==== MATERIALS PROVIDED ====
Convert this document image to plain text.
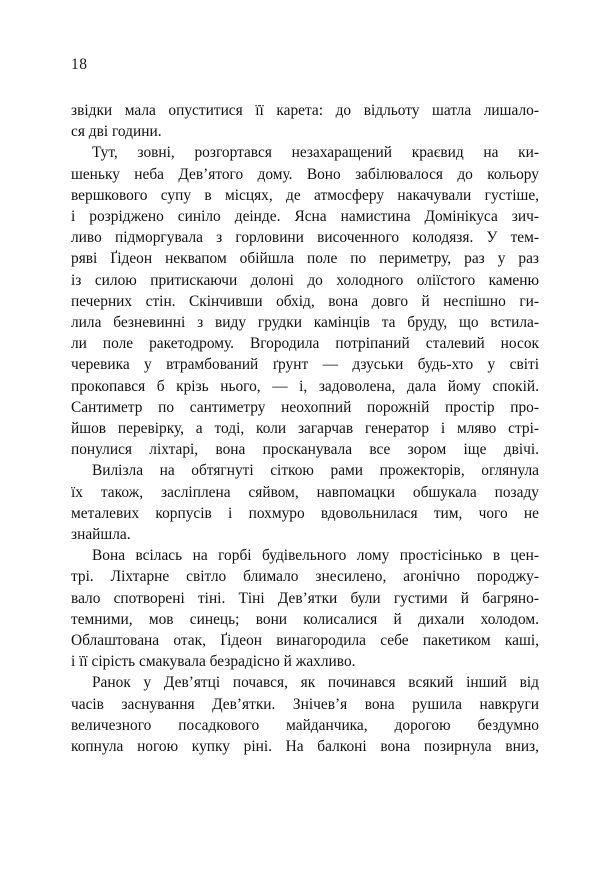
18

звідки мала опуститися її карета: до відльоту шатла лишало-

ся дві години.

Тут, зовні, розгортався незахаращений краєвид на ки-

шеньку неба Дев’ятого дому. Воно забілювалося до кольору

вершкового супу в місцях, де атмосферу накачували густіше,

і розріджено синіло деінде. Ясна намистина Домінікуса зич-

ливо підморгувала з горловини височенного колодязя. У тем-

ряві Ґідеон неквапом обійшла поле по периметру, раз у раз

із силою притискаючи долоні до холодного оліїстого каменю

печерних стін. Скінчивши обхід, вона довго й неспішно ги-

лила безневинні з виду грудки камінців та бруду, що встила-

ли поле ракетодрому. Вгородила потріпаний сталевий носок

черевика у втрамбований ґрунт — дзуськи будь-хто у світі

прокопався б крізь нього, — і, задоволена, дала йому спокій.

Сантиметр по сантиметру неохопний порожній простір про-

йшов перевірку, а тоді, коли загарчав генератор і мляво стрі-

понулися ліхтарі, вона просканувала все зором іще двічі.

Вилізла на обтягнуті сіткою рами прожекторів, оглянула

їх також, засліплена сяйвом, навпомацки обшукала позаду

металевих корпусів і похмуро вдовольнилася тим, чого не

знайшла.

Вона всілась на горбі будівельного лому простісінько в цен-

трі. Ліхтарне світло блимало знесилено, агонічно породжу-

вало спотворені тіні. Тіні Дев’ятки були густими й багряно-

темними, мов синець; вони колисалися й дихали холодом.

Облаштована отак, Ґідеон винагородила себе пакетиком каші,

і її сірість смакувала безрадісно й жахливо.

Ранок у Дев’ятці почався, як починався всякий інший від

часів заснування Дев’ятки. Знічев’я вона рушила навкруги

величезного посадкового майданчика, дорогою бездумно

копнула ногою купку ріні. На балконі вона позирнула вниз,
====
==== MATERIALS PROVIDED ====
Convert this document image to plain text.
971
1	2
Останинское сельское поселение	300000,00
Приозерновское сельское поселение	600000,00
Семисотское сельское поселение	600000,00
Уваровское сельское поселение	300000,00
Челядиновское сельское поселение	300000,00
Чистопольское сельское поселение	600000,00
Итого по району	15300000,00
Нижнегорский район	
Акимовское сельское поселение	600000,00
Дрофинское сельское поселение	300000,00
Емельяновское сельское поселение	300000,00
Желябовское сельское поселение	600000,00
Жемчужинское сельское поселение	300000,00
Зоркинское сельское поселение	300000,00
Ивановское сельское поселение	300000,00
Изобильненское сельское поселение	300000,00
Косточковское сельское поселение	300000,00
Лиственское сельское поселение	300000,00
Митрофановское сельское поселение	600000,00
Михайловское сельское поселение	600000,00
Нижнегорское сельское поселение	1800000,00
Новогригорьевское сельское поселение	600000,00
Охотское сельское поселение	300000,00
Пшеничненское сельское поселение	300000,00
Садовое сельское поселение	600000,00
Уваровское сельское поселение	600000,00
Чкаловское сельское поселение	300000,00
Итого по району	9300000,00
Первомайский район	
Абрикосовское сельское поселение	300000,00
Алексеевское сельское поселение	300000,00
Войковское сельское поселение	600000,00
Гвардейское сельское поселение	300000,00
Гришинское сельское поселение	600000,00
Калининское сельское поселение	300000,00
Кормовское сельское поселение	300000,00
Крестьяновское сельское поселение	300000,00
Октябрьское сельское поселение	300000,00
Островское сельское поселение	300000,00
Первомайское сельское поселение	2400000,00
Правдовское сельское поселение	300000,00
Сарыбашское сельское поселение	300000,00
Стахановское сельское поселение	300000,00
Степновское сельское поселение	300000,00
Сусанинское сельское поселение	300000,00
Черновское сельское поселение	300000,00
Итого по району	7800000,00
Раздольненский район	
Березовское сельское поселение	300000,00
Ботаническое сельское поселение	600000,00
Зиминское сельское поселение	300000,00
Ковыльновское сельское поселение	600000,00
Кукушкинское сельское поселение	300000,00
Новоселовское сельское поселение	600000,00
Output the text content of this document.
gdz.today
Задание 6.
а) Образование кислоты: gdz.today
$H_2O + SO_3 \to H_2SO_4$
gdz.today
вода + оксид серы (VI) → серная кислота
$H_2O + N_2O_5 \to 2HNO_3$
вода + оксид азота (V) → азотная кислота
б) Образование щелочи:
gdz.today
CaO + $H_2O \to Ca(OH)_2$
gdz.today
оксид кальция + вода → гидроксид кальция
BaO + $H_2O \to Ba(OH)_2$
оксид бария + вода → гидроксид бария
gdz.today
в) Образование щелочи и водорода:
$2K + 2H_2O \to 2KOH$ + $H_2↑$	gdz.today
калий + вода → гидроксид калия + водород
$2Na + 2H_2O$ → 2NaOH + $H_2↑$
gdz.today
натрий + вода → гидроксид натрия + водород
====
§ AIM:
Above are the records; copy every line in them that holds the word "Образование".

§ ANSWER TO THIS EXERCISE:
а) Образование кислоты: gdz.today
б) Образование щелочи:
в) Образование щелочи и водорода:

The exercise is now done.